WORK TO COMPLETE:
Turn every line of the records below into a numbered list, skipping blank lines and omitting the pictures.
_____
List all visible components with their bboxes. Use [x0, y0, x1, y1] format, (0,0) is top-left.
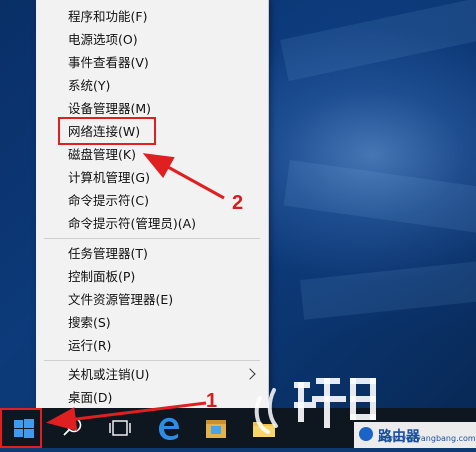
- annotation-step-2: 2: [232, 192, 244, 214]
- watermark-site-url: www.yueyangbang.com: [380, 434, 476, 443]
- arrow-to-network: [142, 153, 225, 200]
- annotation-step-1: 1: [206, 390, 218, 412]
- arrow-to-start: [46, 401, 207, 431]
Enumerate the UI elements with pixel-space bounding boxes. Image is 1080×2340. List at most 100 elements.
_____
SOLUTION TO THIS TASK:
1. List all visible components with their bboxes. Use [x0, y0, x1, y1] format, (0,0) is top-left.
2. - annotation-step-2: 2: [232, 192, 244, 214]
3. - watermark-site-url: www.yueyangbang.com: [380, 434, 476, 443]
4. - arrow-to-network: [142, 153, 225, 200]
5. - annotation-step-1: 1: [206, 390, 218, 412]
6. - arrow-to-start: [46, 401, 207, 431]
7. Enumerate the UI elements with pixel-space bounding boxes. Image is 1080×2340. List at most 100 elements.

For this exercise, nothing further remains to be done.